Task directions: Single out each line with the word "analysis" and copy it.
============
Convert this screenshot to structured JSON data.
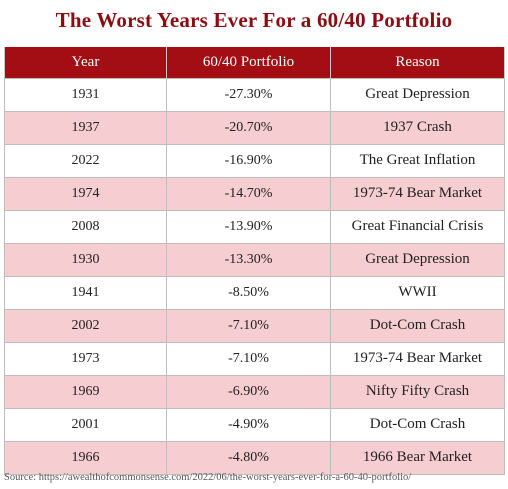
{
  "title": "The Worst Years Ever For a 60/40 Portfolio",
  "table": {
    "headers": [
      "Year",
      "60/40 Portfolio",
      "Reason"
    ],
    "rows": [
      [
        "1931",
        "-27.30%",
        "Great Depression"
      ],
      [
        "1937",
        "-20.70%",
        "1937 Crash"
      ],
      [
        "2022",
        "-16.90%",
        "The Great Inflation"
      ],
      [
        "1974",
        "-14.70%",
        "1973-74 Bear Market"
      ],
      [
        "2008",
        "-13.90%",
        "Great Financial Crisis"
      ],
      [
        "1930",
        "-13.30%",
        "Great Depression"
      ],
      [
        "1941",
        "-8.50%",
        "WWII"
      ],
      [
        "2002",
        "-7.10%",
        "Dot-Com Crash"
      ],
      [
        "1973",
        "-7.10%",
        "1973-74 Bear Market"
      ],
      [
        "1969",
        "-6.90%",
        "Nifty Fifty Crash"
      ],
      [
        "2001",
        "-4.90%",
        "Dot-Com Crash"
      ],
      [
        "1966",
        "-4.80%",
        "1966 Bear Market"
      ]
    ]
  },
  "source": "Source: https://awealthofcommonsense.com/2022/06/the-worst-years-ever-for-a-60-40-portfolio/",
  "colors": {
    "title": "#8b0d12",
    "header_bg": "#a30e14",
    "stripe": "#f6cdd0"
  }
}
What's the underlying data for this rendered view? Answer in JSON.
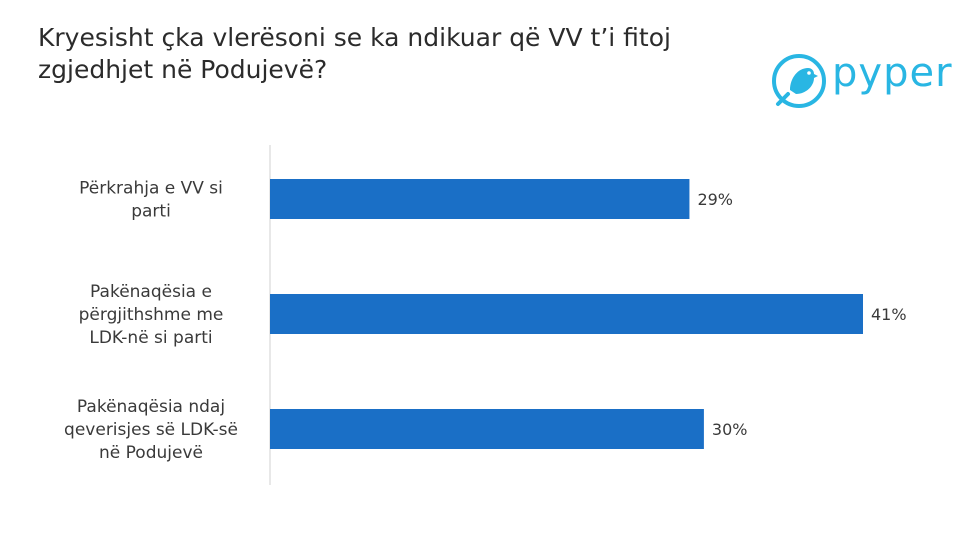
{
  "title": "Kryesisht çka vlerësoni se ka ndikuar që VV t’i fitoj zgjedhjet në Podujevë?",
  "logo": {
    "text": "pyper",
    "icon": "bird-icon",
    "color": "#29b6e3"
  },
  "chart_data": {
    "type": "bar",
    "orientation": "horizontal",
    "categories": [
      [
        "Përkrahja e VV si",
        "parti"
      ],
      [
        "Pakënaqësia e",
        "përgjithshme me",
        "LDK-në si parti"
      ],
      [
        "Pakënaqësia ndaj",
        "qeverisjes së LDK-së",
        "në Podujevë"
      ]
    ],
    "values": [
      29,
      41,
      30
    ],
    "value_labels": [
      "29%",
      "41%",
      "30%"
    ],
    "bar_color": "#1a6fc6",
    "xlim": [
      0,
      41
    ],
    "grid": false,
    "legend": "none"
  }
}
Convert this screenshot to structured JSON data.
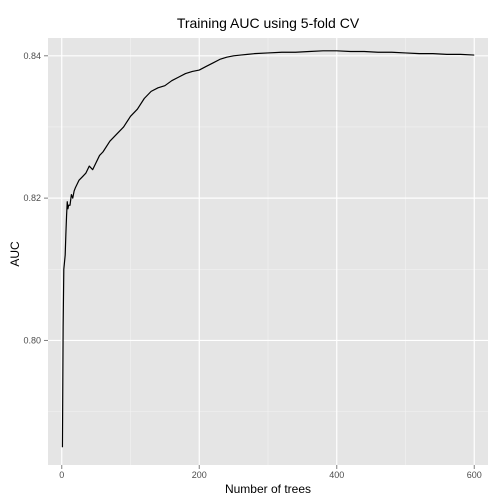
{
  "chart_data": {
    "type": "line",
    "title": "Training AUC using 5-fold CV",
    "xlabel": "Number of trees",
    "ylabel": "AUC",
    "xlim": [
      -20,
      620
    ],
    "ylim": [
      0.7825,
      0.8425
    ],
    "xticks": [
      0,
      200,
      400,
      600
    ],
    "yticks": [
      0.8,
      0.82,
      0.84
    ],
    "xtick_labels": [
      "0",
      "200",
      "400",
      "600"
    ],
    "ytick_labels": [
      "0.80",
      "0.82",
      "0.84"
    ],
    "grid": true,
    "panel_background": "#e5e5e5",
    "grid_color": "#ffffff",
    "line_color": "#000000",
    "series": [
      {
        "x": [
          1,
          2,
          3,
          4,
          5,
          6,
          7,
          8,
          9,
          10,
          12,
          14,
          16,
          18,
          20,
          25,
          30,
          35,
          40,
          45,
          50,
          55,
          60,
          70,
          80,
          90,
          100,
          110,
          120,
          130,
          140,
          150,
          160,
          170,
          180,
          190,
          200,
          210,
          220,
          230,
          240,
          250,
          260,
          270,
          280,
          300,
          320,
          340,
          360,
          380,
          400,
          420,
          440,
          460,
          480,
          500,
          520,
          540,
          560,
          580,
          600
        ],
        "y": [
          0.785,
          0.802,
          0.81,
          0.811,
          0.812,
          0.815,
          0.8175,
          0.8195,
          0.8185,
          0.819,
          0.819,
          0.8205,
          0.82,
          0.821,
          0.8215,
          0.8225,
          0.823,
          0.8235,
          0.8245,
          0.824,
          0.825,
          0.826,
          0.8265,
          0.828,
          0.829,
          0.83,
          0.8315,
          0.8325,
          0.834,
          0.835,
          0.8355,
          0.8358,
          0.8365,
          0.837,
          0.8375,
          0.8378,
          0.838,
          0.8385,
          0.839,
          0.8395,
          0.8398,
          0.84,
          0.8401,
          0.8402,
          0.8403,
          0.8404,
          0.8405,
          0.8405,
          0.8406,
          0.8407,
          0.8407,
          0.8406,
          0.8406,
          0.8405,
          0.8405,
          0.8404,
          0.8403,
          0.8403,
          0.8402,
          0.8402,
          0.8401
        ]
      }
    ]
  }
}
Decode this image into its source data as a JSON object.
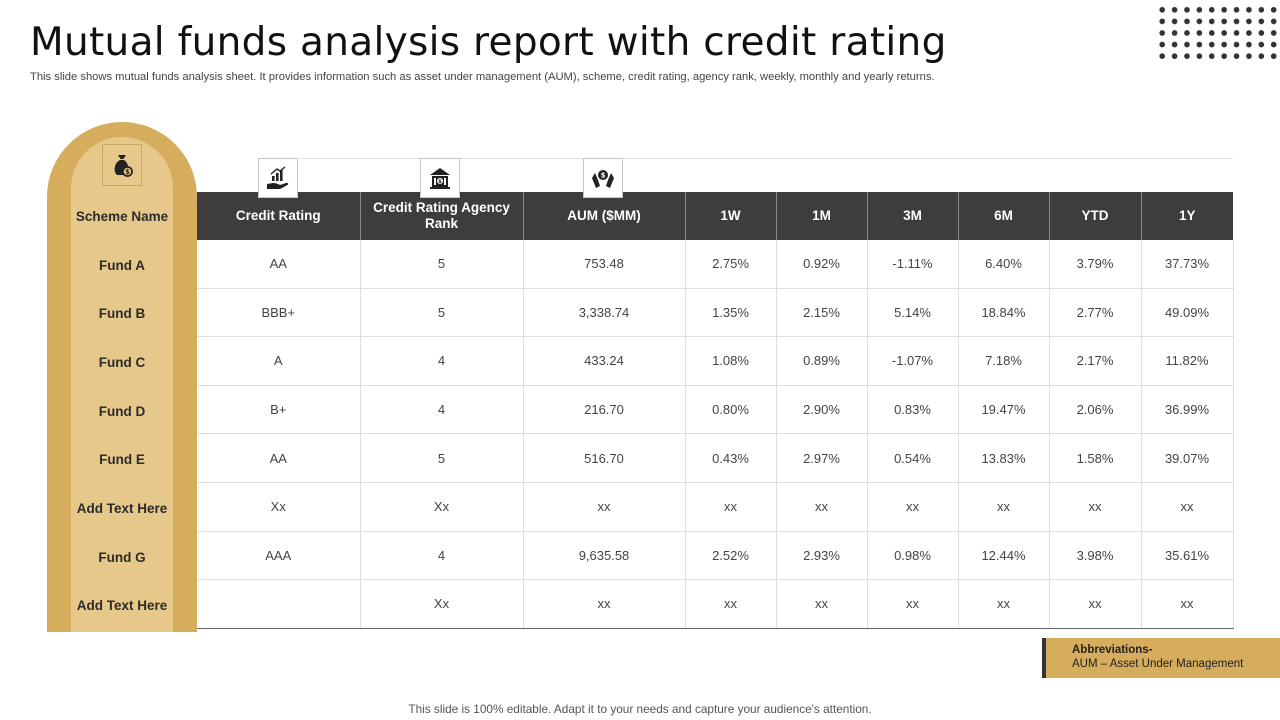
{
  "title": "Mutual funds analysis report with credit rating",
  "subtitle": "This slide shows mutual funds analysis sheet. It provides information such as asset under management (AUM),  scheme, credit rating, agency rank, weekly, monthly and yearly returns.",
  "icons": {
    "scheme": "money-bag-icon",
    "credit_rating": "growth-hand-icon",
    "agency_rank": "bank-building-icon",
    "aum": "hands-money-icon"
  },
  "colors": {
    "gold_dark": "#d5ad5c",
    "gold_light": "#e6c88a",
    "header_bg": "#3d3d3d",
    "positive": "#4aa33a",
    "negative": "#d03a2a"
  },
  "scheme_header": "Scheme Name",
  "schemes": [
    "Fund A",
    "Fund B",
    "Fund C",
    "Fund D",
    "Fund E",
    "Add Text Here",
    "Fund G",
    "Add Text Here"
  ],
  "columns": [
    "Credit Rating",
    "Credit Rating Agency Rank",
    "AUM ($MM)",
    "1W",
    "1M",
    "3M",
    "6M",
    "YTD",
    "1Y"
  ],
  "rows": [
    [
      "AA",
      "5",
      "753.48",
      "2.75%",
      "0.92%",
      "-1.11%",
      "6.40%",
      "3.79%",
      "37.73%"
    ],
    [
      "BBB+",
      "5",
      "3,338.74",
      "1.35%",
      "2.15%",
      "5.14%",
      "18.84%",
      "2.77%",
      "49.09%"
    ],
    [
      "A",
      "4",
      "433.24",
      "1.08%",
      "0.89%",
      "-1.07%",
      "7.18%",
      "2.17%",
      "11.82%"
    ],
    [
      "B+",
      "4",
      "216.70",
      "0.80%",
      "2.90%",
      "0.83%",
      "19.47%",
      "2.06%",
      "36.99%"
    ],
    [
      "AA",
      "5",
      "516.70",
      "0.43%",
      "2.97%",
      "0.54%",
      "13.83%",
      "1.58%",
      "39.07%"
    ],
    [
      "Xx",
      "Xx",
      "xx",
      "xx",
      "xx",
      "xx",
      "xx",
      "xx",
      "xx"
    ],
    [
      "AAA",
      "4",
      "9,635.58",
      "2.52%",
      "2.93%",
      "0.98%",
      "12.44%",
      "3.98%",
      "35.61%"
    ],
    [
      "",
      "Xx",
      "xx",
      "xx",
      "xx",
      "xx",
      "xx",
      "xx",
      "xx"
    ]
  ],
  "abbreviations": {
    "heading": "Abbreviations-",
    "text": "AUM – Asset Under Management"
  },
  "footer": "This slide is 100% editable. Adapt it to your needs and capture your audience's attention."
}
============
Result below:
  "title": "Mutual funds analysis report with credit rating",
  "subtitle": "This slide shows mutual funds analysis sheet. It provides information such as asset under management (AUM),  scheme, credit rating, agency rank, weekly, monthly and yearly returns.",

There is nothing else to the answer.